KUTIPAN TEKS:
○ ○ ○ ○
Ayo Terlibat, Jangan Hanya Jadi Penonton
Label smart city yang disandang Surabaya tidak terlepas dari peran warga. Mereka gencar melakukan beberapa inovasi agar lingkungan di sekitarnya menjadi kawasan layak huni.
UNTUK memberikan apresiasi bagi masyarakat yang konsisten menerapkan konsep
smart city di sekitarnya, Pemkot Surabaya melalui Dinas Kebersihan dan Ruang Terbuka Hijau (DKRTH) bersama Jawa Pos menghelat program Surabaya Smart City (SSC).
SSC menjadi kompetisi yang akan melibatkan masyarakat Surabaya sepenuhnya. Mereka tidak hanya berlomba menjadi yang terbaik. Tapi juga secara tidak langsung diajak membangun daerah sekitarnya menjadi tempat yang lebih baik, kondusif, dan produktif.
Lebih jauh, SSC menjadi sarana untuk membiasakan masyarakat untuk selalu menerapkan smart economy, smart environment, dan
smart society dalam membangun kotanya. Beberapa pihak bakal terjun langsung sebagai juri. Di antaranya, DKRTH Kota Surabaya, Dinas Kesehatan Kota Surabaya, Dinas Lingkungan Hidup Kota Surabaya, Dinas Ketahanan Pangan dan Pertanian Kota Surabaya, akademisi, serta praktisi.
Kepala Bappeko Surabaya sekaligus Plt Kepala DKRTH Eri Cahyadi menuturkan bahwa Surabaya merupakan salah satu kota destinasi untuk investasi. Oleh sebab itu warga Surabaya diharapkan tidak hanya menjadi penonton. Tetapi juga mengambil peran untuk menjadi bagian dari pembangunan Kota Surabaya.
”Pada penandatanganan kerja sama dengan investor atau pengusaha hotel di Surabaya, tertulis 40 persen pekerja di sana harus orang Surabaya. Selain itu, perlengkapan di hotel seperti sandal hotel, hiasan ruangan, atau bahan makanan juga wajib diambil dari UKM warga Surabaya,” ungkap Eri di Kelurahan Babat Jerawat pada Kamis (15/8).
Hal itu jadi celah seluruh kampung untuk memberdayakan produk buatan mereka. Tugas Pemkot Surabaya adalah memasarkannya termasuk ke hotel-hotel yang ada di Surabaya dan sekitarnya.
Indikator ekonomi itu juga yang menjadi salah satu penilaian SSC. Namun, lebih dari itu, SSC menilai dari faktor lain seperti perputaran ekonomi, interaksi warga, dan inovasi produk.
○ ○ ○ ○
BAHAN:
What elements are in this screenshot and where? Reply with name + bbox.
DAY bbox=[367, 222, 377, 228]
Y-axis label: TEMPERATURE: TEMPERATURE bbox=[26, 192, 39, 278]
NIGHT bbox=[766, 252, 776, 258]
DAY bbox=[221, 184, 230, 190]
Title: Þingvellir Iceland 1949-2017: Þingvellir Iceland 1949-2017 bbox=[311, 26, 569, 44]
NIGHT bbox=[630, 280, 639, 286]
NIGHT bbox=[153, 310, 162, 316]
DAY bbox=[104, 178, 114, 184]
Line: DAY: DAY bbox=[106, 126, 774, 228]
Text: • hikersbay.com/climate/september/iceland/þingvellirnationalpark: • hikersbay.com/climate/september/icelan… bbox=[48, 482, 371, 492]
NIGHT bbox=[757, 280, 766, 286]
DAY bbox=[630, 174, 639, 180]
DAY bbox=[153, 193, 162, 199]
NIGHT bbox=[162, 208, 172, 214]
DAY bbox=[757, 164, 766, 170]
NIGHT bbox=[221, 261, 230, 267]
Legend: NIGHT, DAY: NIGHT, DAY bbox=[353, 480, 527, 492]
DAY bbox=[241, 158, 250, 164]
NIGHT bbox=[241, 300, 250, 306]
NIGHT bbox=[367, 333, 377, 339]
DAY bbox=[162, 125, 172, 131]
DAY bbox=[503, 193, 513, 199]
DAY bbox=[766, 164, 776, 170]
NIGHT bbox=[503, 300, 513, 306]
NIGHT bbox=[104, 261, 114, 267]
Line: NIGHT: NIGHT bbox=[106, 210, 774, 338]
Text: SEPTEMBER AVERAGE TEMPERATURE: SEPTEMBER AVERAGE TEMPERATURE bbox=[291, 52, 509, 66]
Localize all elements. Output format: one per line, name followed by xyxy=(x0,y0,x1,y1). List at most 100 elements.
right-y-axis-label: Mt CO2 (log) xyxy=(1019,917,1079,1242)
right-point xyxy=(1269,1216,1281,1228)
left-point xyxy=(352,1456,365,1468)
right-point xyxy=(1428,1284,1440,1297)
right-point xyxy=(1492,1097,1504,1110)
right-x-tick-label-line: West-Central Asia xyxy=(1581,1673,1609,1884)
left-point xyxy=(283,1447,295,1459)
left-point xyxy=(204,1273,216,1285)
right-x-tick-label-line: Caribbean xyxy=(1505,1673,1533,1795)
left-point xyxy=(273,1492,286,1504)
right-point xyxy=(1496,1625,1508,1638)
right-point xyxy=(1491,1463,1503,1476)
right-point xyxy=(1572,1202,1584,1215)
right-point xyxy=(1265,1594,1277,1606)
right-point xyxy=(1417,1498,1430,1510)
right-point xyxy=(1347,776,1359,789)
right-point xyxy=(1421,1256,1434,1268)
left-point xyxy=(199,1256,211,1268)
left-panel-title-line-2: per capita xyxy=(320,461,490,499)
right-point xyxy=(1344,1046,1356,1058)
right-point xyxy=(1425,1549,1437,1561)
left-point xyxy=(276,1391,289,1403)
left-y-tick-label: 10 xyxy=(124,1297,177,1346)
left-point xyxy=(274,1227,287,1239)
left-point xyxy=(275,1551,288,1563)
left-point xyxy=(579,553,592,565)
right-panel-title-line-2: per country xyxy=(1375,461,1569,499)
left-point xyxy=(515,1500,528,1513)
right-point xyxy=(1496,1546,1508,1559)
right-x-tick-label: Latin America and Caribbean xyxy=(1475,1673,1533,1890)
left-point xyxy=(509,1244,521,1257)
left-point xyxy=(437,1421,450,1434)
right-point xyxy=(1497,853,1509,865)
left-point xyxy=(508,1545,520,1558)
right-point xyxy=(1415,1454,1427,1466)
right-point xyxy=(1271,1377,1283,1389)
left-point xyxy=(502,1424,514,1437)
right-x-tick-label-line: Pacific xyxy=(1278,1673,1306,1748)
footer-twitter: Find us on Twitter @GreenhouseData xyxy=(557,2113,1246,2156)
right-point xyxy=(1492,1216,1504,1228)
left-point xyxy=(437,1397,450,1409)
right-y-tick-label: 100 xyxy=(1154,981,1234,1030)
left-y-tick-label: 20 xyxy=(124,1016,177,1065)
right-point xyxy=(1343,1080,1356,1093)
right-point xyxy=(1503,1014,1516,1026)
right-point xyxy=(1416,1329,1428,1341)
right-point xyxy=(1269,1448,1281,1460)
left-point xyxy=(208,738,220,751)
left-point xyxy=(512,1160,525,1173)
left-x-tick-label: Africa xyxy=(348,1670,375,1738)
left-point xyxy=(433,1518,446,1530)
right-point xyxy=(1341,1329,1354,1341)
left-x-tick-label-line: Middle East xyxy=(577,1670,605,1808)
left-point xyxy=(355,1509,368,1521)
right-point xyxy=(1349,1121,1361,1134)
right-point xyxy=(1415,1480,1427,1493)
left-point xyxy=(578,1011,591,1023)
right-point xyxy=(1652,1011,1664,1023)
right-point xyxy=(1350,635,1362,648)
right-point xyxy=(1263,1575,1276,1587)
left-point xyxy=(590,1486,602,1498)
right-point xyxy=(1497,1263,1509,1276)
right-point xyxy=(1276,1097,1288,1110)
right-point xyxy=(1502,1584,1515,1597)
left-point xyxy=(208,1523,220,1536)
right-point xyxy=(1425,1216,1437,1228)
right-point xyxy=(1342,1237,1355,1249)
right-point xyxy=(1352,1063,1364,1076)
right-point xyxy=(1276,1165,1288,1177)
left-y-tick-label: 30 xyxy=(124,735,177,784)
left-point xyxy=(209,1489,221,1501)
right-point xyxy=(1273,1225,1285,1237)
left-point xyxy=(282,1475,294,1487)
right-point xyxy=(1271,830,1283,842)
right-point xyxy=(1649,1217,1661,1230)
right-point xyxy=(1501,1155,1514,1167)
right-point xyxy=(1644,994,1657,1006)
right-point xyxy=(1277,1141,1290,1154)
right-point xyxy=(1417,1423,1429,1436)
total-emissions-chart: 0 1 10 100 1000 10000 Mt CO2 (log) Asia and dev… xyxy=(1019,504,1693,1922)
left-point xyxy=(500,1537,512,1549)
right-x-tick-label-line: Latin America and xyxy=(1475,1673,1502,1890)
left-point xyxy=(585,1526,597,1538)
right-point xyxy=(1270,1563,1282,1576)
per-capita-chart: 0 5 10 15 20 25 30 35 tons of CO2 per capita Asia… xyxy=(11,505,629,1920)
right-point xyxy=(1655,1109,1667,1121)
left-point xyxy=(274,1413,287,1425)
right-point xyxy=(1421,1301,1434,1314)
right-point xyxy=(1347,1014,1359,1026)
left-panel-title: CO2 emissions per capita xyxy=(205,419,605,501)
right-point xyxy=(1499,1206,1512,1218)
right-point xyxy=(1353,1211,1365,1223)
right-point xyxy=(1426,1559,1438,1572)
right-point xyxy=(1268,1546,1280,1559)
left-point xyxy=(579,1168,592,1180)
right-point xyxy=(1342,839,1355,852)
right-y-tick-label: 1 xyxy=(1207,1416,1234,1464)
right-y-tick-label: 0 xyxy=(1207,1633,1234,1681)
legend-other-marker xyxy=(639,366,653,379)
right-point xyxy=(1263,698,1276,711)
○ ○ ○ ○
PETUNJUK PENGERJAAN:
A - Tuliskan kembali bagian kutipan teks tentang program Surabaya Smart City tanpa mengubah satu kata pun, mulai dari "Kepala Bappeko Surabaya" sampai dengan "pembangunan Kota Surabaya.", termasuk kedua batas itu.
B - Periksa apakah tiap pernyataan berikut sesuai dengan kutipan teks. Jawab ya atau tidak untuk masing-masing, lalu kutip persis kata-kata dalam teks yang menjadi penentunya. (i) Dalam kerja sama dengan investor atau pengusaha hotel di Surabaya, 40 persen pekerjanya harus orang Surabaya. (ii) Tugas Pemkot Surabaya adalah memproduksi barang untuk kebutuhan hotel. (iii) Penilaian SSC hanya didasarkan pada indikator ekonomi.

HASIL TIAP TUGAS:
A -
Kepala Bappeko Surabaya sekaligus Plt Kepala DKRTH Eri Cahyadi menuturkan bahwa Surabaya merupakan salah satu kota destinasi untuk investasi. Oleh sebab itu warga Surabaya diharapkan tidak hanya menjadi penonton. Tetapi juga mengambil peran untuk menjadi bagian dari pembangunan Kota Surabaya.

B -
(i) Ya: "tertulis 40 persen pekerja di sana harus orang Surabaya"
(ii) Tidak: "Tugas Pemkot Surabaya adalah memasarkannya"
(iii) Tidak: "Namun, lebih dari itu, SSC menilai dari faktor lain seperti perputaran ekonomi, interaksi warga, dan inovasi produk."